(Figure contents as structured data)
========================

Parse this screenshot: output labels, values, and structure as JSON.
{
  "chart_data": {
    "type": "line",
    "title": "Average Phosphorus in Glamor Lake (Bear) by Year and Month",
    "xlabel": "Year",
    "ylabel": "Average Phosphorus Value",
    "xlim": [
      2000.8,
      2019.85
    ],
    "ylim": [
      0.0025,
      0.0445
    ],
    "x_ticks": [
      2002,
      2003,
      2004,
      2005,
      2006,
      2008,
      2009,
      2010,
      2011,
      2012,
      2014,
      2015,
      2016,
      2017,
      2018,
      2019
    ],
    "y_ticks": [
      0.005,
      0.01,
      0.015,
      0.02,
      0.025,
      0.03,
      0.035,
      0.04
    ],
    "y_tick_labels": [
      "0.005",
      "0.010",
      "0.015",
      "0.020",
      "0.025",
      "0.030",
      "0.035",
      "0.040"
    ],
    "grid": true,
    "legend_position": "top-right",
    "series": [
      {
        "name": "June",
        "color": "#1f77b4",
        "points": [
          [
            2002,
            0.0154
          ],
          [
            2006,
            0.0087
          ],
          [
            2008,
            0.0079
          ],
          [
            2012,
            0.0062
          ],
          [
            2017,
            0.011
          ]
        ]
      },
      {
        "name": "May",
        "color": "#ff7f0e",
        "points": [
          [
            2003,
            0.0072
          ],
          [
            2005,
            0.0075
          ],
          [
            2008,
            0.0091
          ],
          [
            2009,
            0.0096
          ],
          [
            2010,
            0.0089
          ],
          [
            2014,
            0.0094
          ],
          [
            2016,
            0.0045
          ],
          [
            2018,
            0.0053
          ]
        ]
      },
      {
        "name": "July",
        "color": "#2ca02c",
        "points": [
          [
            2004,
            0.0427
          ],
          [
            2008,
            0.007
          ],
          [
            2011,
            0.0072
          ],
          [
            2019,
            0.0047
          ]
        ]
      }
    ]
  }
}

========================

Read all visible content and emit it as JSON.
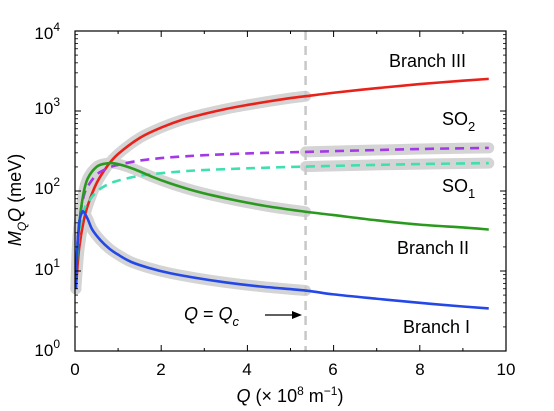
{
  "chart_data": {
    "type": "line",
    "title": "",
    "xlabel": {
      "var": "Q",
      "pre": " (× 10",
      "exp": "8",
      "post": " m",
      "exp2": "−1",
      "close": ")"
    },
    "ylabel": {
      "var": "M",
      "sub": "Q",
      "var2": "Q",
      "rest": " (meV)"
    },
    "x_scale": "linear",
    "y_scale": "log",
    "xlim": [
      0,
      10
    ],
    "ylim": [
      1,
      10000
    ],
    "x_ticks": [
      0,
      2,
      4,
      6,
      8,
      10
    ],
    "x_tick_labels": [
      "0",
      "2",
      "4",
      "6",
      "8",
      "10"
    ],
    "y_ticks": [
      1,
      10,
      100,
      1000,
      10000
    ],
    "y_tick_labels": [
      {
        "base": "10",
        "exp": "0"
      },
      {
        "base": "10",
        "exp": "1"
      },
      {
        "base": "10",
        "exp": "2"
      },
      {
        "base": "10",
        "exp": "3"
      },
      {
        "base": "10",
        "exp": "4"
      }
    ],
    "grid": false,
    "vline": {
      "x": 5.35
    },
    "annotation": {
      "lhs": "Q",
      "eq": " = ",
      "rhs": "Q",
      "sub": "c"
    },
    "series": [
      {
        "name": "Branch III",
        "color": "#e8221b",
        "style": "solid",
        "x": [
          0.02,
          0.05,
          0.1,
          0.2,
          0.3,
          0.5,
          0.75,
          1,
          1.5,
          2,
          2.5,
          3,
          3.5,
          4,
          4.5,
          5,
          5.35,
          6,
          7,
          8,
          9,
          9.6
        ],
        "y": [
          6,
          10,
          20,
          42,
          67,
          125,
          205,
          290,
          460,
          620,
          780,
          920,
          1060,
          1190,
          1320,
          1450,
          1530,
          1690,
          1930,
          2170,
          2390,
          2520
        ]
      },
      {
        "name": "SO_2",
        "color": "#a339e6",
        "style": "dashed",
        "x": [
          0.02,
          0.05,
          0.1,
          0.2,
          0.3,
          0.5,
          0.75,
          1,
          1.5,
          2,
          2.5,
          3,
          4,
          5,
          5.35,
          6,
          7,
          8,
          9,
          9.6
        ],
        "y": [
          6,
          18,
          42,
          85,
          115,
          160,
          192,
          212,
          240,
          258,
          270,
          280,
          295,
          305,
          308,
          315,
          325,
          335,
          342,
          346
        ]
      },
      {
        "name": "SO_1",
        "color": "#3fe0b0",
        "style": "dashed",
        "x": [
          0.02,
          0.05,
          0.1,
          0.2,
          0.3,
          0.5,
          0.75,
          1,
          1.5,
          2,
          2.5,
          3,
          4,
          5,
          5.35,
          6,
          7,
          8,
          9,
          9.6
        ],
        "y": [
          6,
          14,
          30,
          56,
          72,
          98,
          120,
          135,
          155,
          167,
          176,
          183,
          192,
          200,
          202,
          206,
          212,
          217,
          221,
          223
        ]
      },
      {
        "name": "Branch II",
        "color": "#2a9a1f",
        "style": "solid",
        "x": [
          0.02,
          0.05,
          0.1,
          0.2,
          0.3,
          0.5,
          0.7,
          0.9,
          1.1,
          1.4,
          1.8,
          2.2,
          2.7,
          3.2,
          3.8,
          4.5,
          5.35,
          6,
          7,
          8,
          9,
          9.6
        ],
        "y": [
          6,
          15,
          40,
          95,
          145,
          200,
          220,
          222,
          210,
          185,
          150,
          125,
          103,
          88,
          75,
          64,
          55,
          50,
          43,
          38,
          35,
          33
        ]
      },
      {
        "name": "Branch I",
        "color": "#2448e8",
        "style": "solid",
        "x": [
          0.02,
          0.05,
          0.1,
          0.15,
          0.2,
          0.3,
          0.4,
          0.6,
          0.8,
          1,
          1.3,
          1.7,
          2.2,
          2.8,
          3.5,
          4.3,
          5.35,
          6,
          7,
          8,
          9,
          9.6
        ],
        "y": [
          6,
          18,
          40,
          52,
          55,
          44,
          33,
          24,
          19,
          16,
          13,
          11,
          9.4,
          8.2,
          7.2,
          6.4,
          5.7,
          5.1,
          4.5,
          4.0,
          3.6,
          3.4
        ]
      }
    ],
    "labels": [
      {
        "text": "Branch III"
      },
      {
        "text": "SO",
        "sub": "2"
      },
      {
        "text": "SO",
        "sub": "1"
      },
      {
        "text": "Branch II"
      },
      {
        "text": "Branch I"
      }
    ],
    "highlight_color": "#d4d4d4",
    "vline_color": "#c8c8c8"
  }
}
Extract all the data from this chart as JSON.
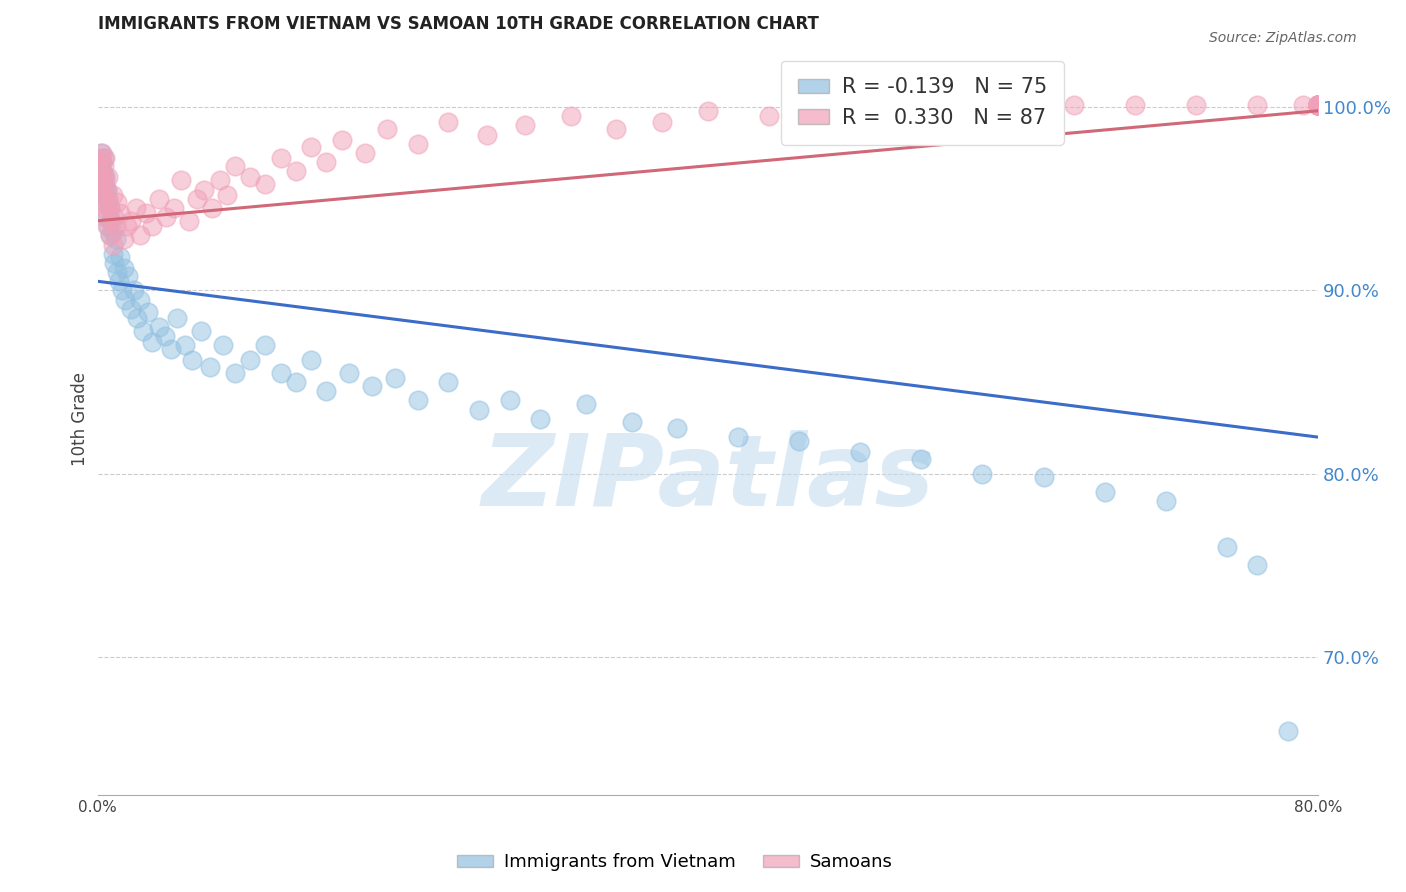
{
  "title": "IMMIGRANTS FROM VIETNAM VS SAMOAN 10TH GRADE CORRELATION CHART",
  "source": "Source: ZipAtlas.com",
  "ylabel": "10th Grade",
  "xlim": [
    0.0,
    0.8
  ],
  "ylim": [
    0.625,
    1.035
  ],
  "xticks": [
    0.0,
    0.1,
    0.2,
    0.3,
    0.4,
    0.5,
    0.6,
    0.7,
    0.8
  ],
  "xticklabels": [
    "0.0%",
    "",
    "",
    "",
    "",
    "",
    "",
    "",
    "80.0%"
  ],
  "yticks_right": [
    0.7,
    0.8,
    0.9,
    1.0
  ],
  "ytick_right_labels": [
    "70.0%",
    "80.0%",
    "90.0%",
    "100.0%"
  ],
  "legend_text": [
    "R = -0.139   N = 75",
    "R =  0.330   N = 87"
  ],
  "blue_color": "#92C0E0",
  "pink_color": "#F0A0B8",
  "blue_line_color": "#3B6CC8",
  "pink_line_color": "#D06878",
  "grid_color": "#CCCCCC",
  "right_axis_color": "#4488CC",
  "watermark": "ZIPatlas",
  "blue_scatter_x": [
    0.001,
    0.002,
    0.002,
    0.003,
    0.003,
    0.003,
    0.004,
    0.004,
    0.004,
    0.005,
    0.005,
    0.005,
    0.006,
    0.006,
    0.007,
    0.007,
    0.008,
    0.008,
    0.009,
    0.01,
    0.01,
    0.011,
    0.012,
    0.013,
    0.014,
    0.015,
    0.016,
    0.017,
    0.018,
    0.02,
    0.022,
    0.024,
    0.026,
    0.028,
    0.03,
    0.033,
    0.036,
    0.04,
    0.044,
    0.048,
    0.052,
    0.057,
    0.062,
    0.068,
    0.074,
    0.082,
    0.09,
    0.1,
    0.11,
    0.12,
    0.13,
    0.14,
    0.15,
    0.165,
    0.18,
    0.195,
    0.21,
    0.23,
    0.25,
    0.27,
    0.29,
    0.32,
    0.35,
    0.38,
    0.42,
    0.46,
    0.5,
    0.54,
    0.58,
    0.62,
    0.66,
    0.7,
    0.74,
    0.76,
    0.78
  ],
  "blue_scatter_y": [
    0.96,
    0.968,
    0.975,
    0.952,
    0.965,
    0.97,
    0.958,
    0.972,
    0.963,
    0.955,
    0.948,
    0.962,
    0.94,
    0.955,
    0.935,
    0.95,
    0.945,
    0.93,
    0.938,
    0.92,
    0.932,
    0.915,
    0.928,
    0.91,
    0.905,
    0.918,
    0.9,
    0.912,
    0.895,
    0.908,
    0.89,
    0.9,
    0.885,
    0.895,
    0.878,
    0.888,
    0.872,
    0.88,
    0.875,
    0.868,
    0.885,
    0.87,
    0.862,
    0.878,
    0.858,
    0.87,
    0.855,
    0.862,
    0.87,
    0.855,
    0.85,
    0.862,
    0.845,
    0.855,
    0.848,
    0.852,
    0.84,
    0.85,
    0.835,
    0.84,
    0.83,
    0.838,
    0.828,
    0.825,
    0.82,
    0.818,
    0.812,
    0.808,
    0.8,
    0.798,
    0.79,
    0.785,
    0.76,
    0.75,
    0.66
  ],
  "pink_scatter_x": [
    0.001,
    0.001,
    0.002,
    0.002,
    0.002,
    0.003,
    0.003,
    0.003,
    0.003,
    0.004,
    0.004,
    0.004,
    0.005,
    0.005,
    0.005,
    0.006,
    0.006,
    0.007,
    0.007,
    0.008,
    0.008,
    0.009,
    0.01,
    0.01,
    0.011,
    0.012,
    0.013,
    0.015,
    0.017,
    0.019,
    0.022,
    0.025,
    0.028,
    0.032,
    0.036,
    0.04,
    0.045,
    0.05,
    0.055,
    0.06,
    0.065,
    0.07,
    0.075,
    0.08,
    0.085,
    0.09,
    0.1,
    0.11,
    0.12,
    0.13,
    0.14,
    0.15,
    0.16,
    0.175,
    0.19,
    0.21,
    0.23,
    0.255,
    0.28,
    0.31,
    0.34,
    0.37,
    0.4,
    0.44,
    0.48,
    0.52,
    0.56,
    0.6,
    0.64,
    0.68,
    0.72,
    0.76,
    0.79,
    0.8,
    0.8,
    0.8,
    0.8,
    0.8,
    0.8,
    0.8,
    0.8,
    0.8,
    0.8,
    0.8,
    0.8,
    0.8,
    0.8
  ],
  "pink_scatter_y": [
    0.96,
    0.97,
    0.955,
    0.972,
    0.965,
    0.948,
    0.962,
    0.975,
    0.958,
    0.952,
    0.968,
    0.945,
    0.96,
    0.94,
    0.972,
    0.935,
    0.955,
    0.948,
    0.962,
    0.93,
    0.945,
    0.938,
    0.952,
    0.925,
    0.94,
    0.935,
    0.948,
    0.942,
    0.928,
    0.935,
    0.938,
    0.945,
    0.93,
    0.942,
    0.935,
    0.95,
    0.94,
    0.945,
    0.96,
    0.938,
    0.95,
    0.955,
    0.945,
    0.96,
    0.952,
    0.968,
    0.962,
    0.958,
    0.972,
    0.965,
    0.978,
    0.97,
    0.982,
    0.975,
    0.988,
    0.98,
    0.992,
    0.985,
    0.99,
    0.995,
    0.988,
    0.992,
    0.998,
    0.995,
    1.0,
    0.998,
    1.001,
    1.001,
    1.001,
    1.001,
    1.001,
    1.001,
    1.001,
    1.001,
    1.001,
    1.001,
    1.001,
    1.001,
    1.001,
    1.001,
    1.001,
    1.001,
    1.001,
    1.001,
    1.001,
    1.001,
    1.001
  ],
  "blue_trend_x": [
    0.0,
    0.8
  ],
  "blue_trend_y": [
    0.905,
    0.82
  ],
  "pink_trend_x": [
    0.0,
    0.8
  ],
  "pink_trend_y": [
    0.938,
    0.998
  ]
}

========================

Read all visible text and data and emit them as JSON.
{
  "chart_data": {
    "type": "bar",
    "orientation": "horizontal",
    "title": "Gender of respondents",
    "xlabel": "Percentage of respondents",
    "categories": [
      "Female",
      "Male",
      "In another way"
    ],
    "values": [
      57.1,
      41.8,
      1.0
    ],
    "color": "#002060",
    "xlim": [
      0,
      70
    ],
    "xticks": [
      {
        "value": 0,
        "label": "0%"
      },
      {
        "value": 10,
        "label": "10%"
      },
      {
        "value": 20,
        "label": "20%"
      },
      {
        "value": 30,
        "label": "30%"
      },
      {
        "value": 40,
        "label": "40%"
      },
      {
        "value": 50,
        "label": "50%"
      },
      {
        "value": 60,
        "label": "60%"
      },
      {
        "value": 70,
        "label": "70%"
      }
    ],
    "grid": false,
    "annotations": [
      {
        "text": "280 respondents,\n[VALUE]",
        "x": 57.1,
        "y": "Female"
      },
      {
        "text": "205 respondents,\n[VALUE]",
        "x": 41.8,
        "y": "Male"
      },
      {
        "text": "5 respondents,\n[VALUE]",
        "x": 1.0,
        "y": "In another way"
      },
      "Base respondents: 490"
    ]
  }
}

========================

Instruction: Say how many lines in the records hold "title", with the number as the whole reply.

Solved problem: 4